Requirements -
Filter the listing below, copying every line in which the word "source" appears.

Provided data -
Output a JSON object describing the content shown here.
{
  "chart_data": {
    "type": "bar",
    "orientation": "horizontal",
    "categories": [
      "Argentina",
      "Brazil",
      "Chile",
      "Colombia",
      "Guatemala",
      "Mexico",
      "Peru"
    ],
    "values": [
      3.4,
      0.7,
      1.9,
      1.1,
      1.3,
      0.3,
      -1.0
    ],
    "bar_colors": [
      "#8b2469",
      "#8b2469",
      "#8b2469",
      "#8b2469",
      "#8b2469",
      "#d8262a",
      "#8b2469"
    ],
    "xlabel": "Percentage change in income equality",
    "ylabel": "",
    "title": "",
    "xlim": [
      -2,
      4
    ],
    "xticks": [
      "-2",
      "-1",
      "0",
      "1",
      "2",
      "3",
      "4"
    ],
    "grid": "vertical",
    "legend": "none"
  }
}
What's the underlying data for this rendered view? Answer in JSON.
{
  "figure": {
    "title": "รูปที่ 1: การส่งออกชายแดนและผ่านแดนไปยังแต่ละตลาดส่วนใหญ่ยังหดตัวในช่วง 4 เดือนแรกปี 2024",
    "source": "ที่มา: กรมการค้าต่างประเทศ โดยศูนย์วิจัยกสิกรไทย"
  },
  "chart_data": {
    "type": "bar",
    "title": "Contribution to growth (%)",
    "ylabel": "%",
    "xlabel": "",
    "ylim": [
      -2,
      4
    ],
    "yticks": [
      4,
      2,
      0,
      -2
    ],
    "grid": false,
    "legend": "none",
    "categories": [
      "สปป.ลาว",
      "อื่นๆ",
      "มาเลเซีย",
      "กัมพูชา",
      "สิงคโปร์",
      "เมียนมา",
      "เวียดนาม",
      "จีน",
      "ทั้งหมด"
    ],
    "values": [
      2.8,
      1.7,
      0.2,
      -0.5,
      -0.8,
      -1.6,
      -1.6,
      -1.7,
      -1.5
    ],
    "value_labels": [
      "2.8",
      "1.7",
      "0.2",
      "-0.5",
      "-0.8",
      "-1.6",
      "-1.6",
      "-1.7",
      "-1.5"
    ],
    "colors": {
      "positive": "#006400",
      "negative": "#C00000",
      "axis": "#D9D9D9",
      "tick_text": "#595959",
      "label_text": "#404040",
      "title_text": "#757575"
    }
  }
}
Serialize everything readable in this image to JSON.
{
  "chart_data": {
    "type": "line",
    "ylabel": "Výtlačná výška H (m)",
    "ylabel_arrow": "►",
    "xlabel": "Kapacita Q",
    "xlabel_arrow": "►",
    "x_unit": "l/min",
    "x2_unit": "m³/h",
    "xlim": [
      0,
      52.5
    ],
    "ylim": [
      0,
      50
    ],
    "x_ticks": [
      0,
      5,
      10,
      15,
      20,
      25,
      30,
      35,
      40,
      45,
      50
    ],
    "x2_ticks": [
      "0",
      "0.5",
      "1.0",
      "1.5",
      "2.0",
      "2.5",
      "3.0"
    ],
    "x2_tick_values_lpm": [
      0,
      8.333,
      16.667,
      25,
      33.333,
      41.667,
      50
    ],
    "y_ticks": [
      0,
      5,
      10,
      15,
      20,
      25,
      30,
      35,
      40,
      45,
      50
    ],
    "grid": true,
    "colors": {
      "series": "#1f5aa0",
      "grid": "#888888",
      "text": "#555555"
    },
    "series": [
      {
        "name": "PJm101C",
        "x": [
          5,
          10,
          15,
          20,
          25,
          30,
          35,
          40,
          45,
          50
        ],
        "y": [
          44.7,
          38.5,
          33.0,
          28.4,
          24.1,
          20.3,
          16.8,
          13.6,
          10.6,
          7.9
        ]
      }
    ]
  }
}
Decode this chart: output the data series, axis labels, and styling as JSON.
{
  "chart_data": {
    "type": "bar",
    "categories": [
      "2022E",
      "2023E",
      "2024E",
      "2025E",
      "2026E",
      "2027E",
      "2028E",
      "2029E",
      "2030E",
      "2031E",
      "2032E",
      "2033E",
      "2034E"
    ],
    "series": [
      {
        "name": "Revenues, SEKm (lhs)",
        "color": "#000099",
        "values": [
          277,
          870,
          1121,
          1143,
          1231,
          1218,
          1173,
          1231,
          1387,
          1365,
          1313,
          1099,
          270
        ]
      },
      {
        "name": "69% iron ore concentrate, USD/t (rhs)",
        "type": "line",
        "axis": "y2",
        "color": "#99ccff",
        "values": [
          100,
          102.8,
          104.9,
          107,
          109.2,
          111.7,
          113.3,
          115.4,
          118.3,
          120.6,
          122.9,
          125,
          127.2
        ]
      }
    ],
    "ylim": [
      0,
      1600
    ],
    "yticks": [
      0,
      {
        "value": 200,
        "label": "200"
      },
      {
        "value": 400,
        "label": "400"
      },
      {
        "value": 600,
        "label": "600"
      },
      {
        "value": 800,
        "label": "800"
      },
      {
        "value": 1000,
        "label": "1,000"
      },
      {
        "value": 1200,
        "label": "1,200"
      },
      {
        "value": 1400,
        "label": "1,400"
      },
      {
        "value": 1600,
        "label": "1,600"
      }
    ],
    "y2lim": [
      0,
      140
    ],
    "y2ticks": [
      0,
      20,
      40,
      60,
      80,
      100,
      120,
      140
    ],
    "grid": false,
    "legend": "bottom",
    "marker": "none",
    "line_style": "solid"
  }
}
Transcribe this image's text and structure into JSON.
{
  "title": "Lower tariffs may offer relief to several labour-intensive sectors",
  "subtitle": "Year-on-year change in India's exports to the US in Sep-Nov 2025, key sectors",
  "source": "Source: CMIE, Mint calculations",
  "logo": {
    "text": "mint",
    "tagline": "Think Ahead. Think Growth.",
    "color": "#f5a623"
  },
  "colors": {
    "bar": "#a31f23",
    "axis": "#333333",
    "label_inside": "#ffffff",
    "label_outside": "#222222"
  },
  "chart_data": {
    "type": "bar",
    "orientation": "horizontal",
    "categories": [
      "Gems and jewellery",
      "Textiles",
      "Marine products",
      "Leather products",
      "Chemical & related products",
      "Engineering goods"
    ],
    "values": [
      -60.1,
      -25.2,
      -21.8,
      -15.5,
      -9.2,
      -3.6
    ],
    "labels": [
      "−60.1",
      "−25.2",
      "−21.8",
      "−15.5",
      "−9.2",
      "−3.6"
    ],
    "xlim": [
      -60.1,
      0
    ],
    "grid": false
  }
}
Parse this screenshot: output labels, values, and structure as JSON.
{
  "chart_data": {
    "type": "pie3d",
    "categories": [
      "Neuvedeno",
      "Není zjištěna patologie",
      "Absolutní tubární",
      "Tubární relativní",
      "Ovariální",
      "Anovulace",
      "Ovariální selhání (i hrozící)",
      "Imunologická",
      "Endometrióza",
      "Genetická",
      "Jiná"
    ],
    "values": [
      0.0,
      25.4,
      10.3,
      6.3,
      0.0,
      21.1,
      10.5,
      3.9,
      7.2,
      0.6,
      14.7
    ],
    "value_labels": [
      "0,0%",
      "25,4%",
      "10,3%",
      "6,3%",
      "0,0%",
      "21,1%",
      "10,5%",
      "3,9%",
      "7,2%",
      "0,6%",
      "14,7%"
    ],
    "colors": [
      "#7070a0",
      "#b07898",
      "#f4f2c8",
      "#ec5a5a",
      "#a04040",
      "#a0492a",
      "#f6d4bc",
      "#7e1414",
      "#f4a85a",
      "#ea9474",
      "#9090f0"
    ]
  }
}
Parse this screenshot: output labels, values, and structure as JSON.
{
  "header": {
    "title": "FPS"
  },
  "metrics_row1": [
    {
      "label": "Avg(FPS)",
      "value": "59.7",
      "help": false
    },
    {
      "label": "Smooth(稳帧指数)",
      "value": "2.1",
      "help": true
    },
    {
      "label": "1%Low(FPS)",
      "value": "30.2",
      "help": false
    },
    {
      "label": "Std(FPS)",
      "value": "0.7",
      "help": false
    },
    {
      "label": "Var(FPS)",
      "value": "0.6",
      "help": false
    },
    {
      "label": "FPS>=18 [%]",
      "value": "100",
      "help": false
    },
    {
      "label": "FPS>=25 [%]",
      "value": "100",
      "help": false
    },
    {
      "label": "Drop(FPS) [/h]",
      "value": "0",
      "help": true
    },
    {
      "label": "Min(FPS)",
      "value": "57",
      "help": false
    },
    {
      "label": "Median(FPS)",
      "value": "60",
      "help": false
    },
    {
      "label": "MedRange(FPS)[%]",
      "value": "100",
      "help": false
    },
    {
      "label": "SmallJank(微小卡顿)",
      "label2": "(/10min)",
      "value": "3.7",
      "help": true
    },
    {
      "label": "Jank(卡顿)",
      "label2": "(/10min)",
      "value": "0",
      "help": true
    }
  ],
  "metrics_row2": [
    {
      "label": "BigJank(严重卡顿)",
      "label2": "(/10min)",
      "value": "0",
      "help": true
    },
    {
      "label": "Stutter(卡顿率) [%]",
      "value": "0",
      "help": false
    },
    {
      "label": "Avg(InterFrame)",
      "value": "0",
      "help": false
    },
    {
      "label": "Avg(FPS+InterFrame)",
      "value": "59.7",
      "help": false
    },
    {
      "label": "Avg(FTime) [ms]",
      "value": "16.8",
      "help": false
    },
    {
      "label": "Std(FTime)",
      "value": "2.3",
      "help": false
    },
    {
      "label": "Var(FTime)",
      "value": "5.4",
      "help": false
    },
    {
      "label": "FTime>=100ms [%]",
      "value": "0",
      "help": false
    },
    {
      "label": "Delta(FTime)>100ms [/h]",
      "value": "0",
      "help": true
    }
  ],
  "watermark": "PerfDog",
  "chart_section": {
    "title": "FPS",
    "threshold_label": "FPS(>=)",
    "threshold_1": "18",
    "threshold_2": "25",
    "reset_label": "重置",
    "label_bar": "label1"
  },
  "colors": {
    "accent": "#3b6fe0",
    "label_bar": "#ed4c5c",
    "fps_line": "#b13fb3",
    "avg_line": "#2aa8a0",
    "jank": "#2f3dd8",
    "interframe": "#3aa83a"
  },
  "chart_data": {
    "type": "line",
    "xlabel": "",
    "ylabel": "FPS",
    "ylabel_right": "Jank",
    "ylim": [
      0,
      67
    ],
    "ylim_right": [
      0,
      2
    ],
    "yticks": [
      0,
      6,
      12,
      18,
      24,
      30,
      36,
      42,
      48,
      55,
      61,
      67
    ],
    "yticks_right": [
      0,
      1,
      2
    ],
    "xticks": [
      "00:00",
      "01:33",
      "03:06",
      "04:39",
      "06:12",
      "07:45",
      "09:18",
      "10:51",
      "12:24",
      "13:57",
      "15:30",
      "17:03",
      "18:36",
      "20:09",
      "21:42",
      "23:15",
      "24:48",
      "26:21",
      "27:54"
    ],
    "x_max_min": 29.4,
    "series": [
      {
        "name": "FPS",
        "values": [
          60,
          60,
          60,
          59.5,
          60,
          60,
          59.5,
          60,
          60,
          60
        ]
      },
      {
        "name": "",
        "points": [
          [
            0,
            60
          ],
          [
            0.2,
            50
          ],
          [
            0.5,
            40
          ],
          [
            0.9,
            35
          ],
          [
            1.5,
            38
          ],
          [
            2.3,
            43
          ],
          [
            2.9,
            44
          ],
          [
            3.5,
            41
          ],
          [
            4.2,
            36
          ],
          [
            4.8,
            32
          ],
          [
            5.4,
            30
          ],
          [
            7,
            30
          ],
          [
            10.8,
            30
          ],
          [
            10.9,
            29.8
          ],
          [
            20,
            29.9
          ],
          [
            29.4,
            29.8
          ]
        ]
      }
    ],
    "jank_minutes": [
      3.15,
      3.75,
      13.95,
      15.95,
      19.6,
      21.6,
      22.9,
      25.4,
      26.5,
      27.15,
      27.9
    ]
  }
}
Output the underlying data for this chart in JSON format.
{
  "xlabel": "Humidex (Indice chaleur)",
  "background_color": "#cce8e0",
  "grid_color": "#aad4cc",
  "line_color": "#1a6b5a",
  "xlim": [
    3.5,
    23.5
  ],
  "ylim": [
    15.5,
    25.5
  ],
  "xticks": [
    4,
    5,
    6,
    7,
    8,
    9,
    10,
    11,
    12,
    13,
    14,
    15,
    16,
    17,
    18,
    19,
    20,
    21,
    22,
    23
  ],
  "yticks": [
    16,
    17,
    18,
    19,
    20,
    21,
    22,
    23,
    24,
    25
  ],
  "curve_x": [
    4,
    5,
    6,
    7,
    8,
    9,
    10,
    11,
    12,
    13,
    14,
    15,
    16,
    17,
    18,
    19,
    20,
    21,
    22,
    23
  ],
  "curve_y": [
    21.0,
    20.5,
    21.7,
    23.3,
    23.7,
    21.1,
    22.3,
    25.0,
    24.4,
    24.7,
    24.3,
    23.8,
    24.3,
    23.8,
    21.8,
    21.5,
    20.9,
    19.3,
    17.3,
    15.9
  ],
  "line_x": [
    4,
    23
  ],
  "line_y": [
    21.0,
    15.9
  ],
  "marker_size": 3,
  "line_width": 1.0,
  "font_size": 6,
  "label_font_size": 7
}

Full response -
    "source": "ที่มา: กรมการค้าต่างประเทศ โดยศูนย์วิจัยกสิกรไทย"
  "source": "Source: CMIE, Mint calculations",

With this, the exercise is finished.